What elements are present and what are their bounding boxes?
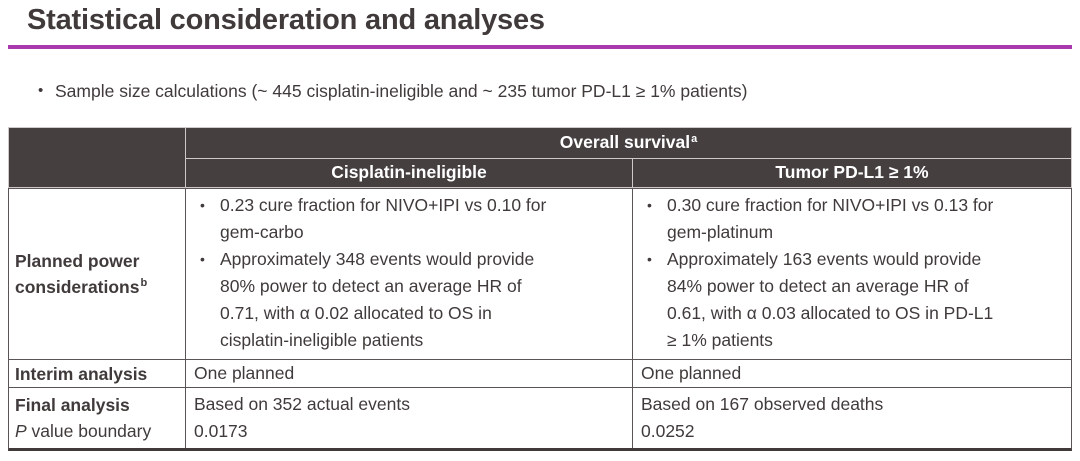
footnote-marker-b: b <box>140 277 148 290</box>
planned-power-label: Planned power considerationsb <box>15 251 148 297</box>
list-item: • 0.30 cure fraction for NIVO+IPI vs 0.1… <box>641 192 1065 246</box>
planned-power-pdl1-cell: • 0.30 cure fraction for NIVO+IPI vs 0.1… <box>633 189 1071 359</box>
bullet-icon: • <box>647 197 652 213</box>
footnote-marker-a: a <box>691 132 698 145</box>
final-analysis-label-cell: Final analysis P value boundary <box>9 388 185 448</box>
p-value-boundary-label: P value boundary <box>15 421 152 441</box>
final-cisplatin-events: Based on 352 actual events <box>194 394 410 414</box>
planned-power-label-cell: Planned power considerationsb <box>9 189 185 359</box>
interim-cisplatin-cell: One planned <box>186 360 632 387</box>
sample-size-bullet: • Sample size calculations (~ 445 cispla… <box>38 79 1058 103</box>
overall-survival-header-text: Overall survival <box>559 132 691 153</box>
interim-pdl1-cell: One planned <box>633 360 1071 387</box>
bullet-icon: • <box>38 82 44 99</box>
page-title: Statistical consideration and analyses <box>27 4 545 36</box>
title-underline-rule <box>8 45 1072 49</box>
header-corner-cell <box>9 128 185 187</box>
planned-power-cisplatin-cell: • 0.23 cure fraction for NIVO+IPI vs 0.1… <box>186 189 632 359</box>
final-cisplatin-pvalue: 0.0173 <box>194 421 248 441</box>
final-pdl1-events: Based on 167 observed deaths <box>641 394 884 414</box>
bullet-icon: • <box>200 197 205 213</box>
overall-survival-header: Overall survivala <box>186 128 1071 158</box>
list-item: • Approximately 163 events would provide… <box>641 246 1065 354</box>
cisplatin-column-header: Cisplatin-ineligible <box>186 159 632 187</box>
list-item: • Approximately 348 events would provide… <box>194 246 626 354</box>
list-item: • 0.23 cure fraction for NIVO+IPI vs 0.1… <box>194 192 626 246</box>
pdl1-column-header: Tumor PD-L1 ≥ 1% <box>633 159 1071 187</box>
sample-size-bullet-text: Sample size calculations (~ 445 cisplati… <box>55 81 748 101</box>
bullet-icon: • <box>647 251 652 267</box>
statistics-table: Overall survivala Cisplatin-ineligible T… <box>8 127 1072 451</box>
final-pdl1-pvalue: 0.0252 <box>641 421 695 441</box>
bullet-icon: • <box>200 251 205 267</box>
final-cisplatin-cell: Based on 352 actual events 0.0173 <box>186 388 632 448</box>
interim-analysis-label: Interim analysis <box>15 363 148 384</box>
table-header: Overall survivala Cisplatin-ineligible T… <box>8 127 1072 188</box>
table-body: Planned power considerationsb • 0.23 cur… <box>8 188 1072 451</box>
final-pdl1-cell: Based on 167 observed deaths 0.0252 <box>633 388 1071 448</box>
final-analysis-label: Final analysis <box>15 395 130 415</box>
interim-analysis-label-cell: Interim analysis <box>9 360 185 387</box>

Description of the task: Transcribe each entry exactly; images stay out.

Output:
What elements are present and what are their bounding boxes?
footnote-marker-b: b <box>140 277 148 290</box>
planned-power-label: Planned power considerationsb <box>15 251 148 297</box>
list-item: • 0.30 cure fraction for NIVO+IPI vs 0.1… <box>641 192 1065 246</box>
planned-power-pdl1-cell: • 0.30 cure fraction for NIVO+IPI vs 0.1… <box>633 189 1071 359</box>
bullet-icon: • <box>647 197 652 213</box>
footnote-marker-a: a <box>691 132 698 145</box>
final-analysis-label-cell: Final analysis P value boundary <box>9 388 185 448</box>
p-value-boundary-label: P value boundary <box>15 421 152 441</box>
final-cisplatin-events: Based on 352 actual events <box>194 394 410 414</box>
planned-power-label-cell: Planned power considerationsb <box>9 189 185 359</box>
interim-cisplatin-cell: One planned <box>186 360 632 387</box>
sample-size-bullet: • Sample size calculations (~ 445 cispla… <box>38 79 1058 103</box>
overall-survival-header-text: Overall survival <box>559 132 691 153</box>
interim-pdl1-cell: One planned <box>633 360 1071 387</box>
bullet-icon: • <box>38 82 44 99</box>
page-title: Statistical consideration and analyses <box>27 4 545 36</box>
title-underline-rule <box>8 45 1072 49</box>
header-corner-cell <box>9 128 185 187</box>
planned-power-cisplatin-cell: • 0.23 cure fraction for NIVO+IPI vs 0.1… <box>186 189 632 359</box>
final-cisplatin-pvalue: 0.0173 <box>194 421 248 441</box>
final-pdl1-events: Based on 167 observed deaths <box>641 394 884 414</box>
bullet-icon: • <box>200 197 205 213</box>
overall-survival-header: Overall survivala <box>186 128 1071 158</box>
list-item: • Approximately 163 events would provide… <box>641 246 1065 354</box>
cisplatin-column-header: Cisplatin-ineligible <box>186 159 632 187</box>
list-item: • Approximately 348 events would provide… <box>194 246 626 354</box>
list-item: • 0.23 cure fraction for NIVO+IPI vs 0.1… <box>194 192 626 246</box>
pdl1-column-header: Tumor PD-L1 ≥ 1% <box>633 159 1071 187</box>
sample-size-bullet-text: Sample size calculations (~ 445 cisplati… <box>55 81 748 101</box>
bullet-icon: • <box>647 251 652 267</box>
statistics-table: Overall survivala Cisplatin-ineligible T… <box>8 127 1072 451</box>
final-pdl1-pvalue: 0.0252 <box>641 421 695 441</box>
bullet-icon: • <box>200 251 205 267</box>
final-cisplatin-cell: Based on 352 actual events 0.0173 <box>186 388 632 448</box>
interim-analysis-label: Interim analysis <box>15 363 148 384</box>
table-header: Overall survivala Cisplatin-ineligible T… <box>8 127 1072 188</box>
table-body: Planned power considerationsb • 0.23 cur… <box>8 188 1072 451</box>
final-pdl1-cell: Based on 167 observed deaths 0.0252 <box>633 388 1071 448</box>
final-analysis-label: Final analysis <box>15 395 130 415</box>
interim-analysis-label-cell: Interim analysis <box>9 360 185 387</box>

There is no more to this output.